> _TASK PROMPT_:
Answer these questions using the text on caring for stroke survivors.
1. For at least how long after a stroke should friends and caregivers not "freak out"?
2. How did the writer feel when people nearby raised their voice?
3. What do caregivers need to give the survivor's brain enough time for?

------ DOCUMENT EXTRACT ------

By Dr. Jill Bolte Taylor

When I respond to people whose loved ones have recently had a stroke, often my first words are that it is critically important that friends and caregivers don’t “freak out” for at least six weeks after the stroke. Traumatized brain cells don’t function normally, leaving that person perhaps unable to speak or understand you when you give them simple verbal commands such as “squeeze my finger. “The stroke survivor might not be able to identify the boundaries of their body or know the position of their limbs.

Because of my stroke, I had become a wounded animal and I needed people to come close, speak slowly and clearly to me. I needed them to bring me a soft, gentle energy and limit the length of their visits so my energy was replenished rather than depleted. It was important that those around me knew that raising their voice did not help me understand what they were saying. I was not deaf, but simply unable to comprehend verbal language. When people around me did raise their voice, I did not feel safe in their care.

It is important that caregivers give the stroke survivor’s brain enough time for the swelling to go down and become normal. It can be weeks, months or years before anyone will have any idea about how much function a survivor can regain.

------ ENTRIES SHOWN ------

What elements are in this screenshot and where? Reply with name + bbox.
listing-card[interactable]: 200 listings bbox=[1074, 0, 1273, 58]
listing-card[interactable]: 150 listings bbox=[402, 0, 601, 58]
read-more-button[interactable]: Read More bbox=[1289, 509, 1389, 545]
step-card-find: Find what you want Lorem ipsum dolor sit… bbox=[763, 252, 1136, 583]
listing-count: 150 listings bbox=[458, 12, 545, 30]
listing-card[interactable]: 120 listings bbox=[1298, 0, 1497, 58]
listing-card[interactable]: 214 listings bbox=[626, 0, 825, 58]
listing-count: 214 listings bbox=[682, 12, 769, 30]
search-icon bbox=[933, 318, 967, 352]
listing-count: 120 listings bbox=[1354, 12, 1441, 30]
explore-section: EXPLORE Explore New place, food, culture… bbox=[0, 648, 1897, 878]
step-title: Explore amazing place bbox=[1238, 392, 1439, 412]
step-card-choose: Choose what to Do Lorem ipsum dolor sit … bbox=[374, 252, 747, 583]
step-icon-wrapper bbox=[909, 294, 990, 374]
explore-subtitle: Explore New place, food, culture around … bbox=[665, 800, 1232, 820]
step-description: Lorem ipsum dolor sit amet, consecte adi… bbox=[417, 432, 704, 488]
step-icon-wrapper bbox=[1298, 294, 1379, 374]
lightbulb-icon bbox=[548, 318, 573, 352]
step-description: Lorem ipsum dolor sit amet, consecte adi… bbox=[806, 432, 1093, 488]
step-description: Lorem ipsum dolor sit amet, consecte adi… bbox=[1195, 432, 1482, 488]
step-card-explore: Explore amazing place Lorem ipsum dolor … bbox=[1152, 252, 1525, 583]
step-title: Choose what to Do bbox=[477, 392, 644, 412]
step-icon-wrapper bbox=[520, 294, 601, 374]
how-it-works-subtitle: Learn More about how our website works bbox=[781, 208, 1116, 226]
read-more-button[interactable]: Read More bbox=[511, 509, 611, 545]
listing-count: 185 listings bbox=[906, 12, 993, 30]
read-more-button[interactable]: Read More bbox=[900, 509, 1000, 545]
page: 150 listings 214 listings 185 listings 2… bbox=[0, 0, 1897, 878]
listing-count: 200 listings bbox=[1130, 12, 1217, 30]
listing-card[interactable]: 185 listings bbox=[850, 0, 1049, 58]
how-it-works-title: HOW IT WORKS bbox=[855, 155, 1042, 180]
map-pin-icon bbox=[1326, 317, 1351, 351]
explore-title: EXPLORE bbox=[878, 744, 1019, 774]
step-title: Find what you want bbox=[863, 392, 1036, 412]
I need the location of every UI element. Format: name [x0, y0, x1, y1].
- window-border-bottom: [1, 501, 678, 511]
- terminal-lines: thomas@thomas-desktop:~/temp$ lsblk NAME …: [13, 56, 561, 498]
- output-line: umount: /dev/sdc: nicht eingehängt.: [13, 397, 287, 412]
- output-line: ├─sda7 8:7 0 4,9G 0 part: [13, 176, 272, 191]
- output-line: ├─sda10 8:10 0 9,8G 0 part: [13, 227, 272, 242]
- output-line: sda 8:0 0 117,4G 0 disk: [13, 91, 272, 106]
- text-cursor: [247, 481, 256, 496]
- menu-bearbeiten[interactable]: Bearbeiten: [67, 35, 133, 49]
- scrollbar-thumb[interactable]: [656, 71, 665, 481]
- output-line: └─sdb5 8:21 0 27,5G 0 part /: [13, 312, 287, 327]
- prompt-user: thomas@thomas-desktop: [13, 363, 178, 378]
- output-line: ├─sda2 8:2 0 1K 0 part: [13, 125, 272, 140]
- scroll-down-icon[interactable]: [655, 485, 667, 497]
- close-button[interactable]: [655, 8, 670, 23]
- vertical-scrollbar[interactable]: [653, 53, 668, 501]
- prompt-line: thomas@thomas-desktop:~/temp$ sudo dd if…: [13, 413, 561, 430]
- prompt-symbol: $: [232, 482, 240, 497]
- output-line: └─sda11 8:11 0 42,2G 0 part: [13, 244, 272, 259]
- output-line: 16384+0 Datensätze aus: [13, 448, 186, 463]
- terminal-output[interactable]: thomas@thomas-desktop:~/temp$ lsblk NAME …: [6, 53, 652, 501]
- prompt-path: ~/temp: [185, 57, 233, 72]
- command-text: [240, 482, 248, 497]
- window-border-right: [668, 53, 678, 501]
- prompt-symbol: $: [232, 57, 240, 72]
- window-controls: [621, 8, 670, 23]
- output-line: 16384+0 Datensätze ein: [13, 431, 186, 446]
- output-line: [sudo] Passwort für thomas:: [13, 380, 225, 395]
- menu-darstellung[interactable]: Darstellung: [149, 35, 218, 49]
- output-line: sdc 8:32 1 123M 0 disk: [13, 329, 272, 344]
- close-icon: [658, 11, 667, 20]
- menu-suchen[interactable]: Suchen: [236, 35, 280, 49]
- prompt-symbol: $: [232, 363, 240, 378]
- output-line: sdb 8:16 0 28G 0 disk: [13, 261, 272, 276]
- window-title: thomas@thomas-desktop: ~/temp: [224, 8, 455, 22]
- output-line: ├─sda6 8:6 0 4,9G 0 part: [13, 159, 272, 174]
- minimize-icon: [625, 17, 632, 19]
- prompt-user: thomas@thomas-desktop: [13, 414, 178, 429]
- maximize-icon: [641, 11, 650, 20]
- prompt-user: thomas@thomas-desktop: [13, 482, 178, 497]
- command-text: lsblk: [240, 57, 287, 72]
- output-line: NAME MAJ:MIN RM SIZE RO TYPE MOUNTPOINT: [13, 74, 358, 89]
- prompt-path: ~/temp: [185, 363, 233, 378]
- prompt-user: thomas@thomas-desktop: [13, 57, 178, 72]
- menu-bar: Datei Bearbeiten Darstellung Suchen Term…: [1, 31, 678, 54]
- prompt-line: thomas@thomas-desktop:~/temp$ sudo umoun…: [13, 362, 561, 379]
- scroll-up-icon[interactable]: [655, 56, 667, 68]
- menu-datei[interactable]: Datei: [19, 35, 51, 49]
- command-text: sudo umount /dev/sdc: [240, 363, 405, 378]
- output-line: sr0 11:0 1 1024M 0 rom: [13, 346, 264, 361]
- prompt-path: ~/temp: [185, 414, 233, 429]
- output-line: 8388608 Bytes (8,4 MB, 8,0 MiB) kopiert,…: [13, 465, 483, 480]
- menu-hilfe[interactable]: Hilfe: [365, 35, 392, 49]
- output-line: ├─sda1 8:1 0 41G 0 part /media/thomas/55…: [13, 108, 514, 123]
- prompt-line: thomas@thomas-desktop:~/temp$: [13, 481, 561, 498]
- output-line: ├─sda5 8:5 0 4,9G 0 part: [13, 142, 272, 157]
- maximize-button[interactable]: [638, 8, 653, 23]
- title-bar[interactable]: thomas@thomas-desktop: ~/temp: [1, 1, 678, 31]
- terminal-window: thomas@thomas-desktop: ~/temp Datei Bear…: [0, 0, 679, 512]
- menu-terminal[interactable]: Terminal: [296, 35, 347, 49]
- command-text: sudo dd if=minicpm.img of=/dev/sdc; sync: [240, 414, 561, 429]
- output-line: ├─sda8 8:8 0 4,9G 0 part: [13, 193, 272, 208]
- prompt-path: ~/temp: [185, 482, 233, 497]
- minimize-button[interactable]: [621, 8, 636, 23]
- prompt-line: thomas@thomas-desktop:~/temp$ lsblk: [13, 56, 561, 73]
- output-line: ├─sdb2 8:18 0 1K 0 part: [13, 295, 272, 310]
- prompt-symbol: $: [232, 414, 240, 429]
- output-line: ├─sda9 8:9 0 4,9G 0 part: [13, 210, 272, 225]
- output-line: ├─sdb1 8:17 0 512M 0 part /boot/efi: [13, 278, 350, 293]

------

> _RESULT OF THIS TASK_:
1. At least six weeks.
2. The writer did not feel safe in their care.
3. For the swelling to go down and become normal.